Dataset items:
+ + + + +

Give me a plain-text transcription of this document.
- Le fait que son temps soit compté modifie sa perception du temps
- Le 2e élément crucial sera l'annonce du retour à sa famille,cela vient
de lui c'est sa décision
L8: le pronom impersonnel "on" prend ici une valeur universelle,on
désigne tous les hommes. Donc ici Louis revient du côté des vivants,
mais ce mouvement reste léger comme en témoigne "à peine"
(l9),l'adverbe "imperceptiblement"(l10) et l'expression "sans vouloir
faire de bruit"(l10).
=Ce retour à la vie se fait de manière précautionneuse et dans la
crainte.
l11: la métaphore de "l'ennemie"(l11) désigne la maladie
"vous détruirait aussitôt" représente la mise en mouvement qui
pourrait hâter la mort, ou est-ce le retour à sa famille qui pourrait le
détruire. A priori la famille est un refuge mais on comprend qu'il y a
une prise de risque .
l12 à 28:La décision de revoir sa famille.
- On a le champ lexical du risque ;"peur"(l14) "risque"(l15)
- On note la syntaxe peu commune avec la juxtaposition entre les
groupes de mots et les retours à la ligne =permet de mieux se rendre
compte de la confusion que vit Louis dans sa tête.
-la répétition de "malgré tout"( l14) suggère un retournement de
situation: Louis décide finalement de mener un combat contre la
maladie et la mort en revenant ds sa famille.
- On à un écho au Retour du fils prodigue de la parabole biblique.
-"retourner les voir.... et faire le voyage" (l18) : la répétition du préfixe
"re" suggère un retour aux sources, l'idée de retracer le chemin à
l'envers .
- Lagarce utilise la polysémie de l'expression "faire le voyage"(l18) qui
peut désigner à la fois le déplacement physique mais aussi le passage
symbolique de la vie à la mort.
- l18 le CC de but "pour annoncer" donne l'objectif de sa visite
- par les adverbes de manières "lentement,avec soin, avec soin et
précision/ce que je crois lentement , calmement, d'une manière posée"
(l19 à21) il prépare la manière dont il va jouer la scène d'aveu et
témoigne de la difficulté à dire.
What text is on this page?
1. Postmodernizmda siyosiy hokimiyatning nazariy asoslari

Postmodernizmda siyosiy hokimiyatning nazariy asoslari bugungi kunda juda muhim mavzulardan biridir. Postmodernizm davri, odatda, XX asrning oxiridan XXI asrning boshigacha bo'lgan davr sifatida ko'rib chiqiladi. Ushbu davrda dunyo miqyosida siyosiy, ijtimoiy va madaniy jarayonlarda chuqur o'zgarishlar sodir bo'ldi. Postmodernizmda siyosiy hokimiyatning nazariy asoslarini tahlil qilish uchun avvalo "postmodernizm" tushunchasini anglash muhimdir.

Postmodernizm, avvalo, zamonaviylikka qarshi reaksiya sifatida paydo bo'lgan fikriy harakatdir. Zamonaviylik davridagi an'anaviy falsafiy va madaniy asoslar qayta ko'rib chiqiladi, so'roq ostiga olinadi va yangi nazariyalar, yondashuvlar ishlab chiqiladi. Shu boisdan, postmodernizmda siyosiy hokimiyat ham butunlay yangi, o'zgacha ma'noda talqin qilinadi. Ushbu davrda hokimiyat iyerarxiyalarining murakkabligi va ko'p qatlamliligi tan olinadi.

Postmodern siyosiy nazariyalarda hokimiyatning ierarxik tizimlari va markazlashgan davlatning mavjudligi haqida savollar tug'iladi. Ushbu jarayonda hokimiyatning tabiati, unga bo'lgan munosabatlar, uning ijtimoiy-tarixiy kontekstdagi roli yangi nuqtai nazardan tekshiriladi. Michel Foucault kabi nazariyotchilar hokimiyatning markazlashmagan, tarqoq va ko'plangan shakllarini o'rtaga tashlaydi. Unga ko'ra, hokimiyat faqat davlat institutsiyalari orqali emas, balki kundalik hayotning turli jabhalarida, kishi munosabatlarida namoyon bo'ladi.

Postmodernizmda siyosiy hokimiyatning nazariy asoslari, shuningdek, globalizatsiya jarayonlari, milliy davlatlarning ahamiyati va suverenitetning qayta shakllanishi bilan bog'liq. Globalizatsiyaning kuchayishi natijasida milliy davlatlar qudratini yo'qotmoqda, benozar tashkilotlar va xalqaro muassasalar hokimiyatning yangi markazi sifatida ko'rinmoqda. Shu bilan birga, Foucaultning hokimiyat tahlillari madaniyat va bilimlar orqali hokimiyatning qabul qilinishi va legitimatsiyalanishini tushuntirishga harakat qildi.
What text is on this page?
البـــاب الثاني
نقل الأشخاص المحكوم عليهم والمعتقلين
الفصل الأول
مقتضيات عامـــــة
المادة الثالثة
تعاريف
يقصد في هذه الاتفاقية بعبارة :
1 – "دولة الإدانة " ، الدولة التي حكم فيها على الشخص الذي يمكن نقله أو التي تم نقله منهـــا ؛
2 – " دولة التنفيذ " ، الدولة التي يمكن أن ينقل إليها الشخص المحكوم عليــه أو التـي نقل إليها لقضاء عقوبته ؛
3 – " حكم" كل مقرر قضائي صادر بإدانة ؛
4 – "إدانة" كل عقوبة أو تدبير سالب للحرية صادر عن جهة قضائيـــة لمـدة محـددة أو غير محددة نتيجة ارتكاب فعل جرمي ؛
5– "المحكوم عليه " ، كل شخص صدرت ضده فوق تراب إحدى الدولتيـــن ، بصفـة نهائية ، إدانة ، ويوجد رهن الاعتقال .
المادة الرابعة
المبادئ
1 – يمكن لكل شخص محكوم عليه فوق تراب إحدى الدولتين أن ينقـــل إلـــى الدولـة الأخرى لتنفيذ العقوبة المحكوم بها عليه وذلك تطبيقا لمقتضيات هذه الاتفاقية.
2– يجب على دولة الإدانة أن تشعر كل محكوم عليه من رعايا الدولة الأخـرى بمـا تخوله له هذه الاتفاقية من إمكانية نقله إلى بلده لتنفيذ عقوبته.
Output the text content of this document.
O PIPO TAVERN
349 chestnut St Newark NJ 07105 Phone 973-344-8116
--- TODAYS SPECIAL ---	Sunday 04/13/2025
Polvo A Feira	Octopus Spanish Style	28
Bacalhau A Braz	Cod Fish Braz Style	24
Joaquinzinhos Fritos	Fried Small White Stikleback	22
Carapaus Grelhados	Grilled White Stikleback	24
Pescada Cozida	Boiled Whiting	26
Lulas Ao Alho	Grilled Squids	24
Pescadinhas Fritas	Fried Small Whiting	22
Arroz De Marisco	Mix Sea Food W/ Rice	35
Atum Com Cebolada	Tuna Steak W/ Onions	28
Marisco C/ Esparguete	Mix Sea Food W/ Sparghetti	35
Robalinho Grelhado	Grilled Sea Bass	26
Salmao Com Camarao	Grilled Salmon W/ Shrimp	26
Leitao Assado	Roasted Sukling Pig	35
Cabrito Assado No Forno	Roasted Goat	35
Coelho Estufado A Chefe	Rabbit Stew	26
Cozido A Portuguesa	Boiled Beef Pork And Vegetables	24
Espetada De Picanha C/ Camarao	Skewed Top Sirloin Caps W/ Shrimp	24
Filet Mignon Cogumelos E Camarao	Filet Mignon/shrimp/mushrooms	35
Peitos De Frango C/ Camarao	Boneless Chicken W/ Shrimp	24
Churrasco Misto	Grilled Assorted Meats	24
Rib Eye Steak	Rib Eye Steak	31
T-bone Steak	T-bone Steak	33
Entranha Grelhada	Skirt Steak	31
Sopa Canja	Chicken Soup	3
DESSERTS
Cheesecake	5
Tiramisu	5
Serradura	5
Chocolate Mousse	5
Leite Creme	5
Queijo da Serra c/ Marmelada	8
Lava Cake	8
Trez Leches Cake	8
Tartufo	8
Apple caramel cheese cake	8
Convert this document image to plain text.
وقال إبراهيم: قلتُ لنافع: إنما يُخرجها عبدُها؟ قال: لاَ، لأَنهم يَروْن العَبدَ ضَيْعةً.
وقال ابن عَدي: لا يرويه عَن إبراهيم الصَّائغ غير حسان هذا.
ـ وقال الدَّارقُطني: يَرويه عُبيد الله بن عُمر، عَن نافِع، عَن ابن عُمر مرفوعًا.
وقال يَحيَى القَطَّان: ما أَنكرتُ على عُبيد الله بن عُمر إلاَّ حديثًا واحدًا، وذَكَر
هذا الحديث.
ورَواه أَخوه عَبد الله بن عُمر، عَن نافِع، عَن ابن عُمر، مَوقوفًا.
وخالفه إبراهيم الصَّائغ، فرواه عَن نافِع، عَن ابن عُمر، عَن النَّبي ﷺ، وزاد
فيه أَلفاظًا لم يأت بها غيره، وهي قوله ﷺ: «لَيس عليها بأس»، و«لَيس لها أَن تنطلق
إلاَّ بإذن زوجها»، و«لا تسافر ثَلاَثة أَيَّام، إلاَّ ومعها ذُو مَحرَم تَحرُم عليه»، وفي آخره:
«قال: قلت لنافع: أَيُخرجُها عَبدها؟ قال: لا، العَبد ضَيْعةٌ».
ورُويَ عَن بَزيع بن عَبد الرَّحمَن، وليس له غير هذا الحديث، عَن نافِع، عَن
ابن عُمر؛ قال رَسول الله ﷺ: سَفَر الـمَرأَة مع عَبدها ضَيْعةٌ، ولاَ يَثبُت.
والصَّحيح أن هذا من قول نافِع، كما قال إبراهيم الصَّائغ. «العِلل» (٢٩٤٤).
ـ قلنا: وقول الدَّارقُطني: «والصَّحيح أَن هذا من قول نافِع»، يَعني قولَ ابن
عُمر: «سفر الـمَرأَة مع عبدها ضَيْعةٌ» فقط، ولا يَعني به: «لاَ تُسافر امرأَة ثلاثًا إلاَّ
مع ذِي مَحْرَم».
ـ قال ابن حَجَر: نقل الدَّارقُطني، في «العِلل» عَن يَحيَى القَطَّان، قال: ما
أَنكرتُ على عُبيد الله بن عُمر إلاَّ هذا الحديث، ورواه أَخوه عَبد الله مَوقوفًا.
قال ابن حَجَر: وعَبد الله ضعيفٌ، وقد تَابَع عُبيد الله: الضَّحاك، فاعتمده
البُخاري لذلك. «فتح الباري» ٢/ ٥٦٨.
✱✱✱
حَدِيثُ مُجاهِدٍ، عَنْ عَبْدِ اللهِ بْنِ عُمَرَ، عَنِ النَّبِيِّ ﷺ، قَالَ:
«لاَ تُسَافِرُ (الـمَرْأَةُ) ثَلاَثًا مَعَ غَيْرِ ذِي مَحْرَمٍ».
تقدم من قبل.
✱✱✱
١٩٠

+ + + + +

**WHAT IS EXPECTED**
Looking at the listing above, how many of its lines contain the string "mais"? Give the number alone.

**ANSWER TO THIS PROBLEM**
3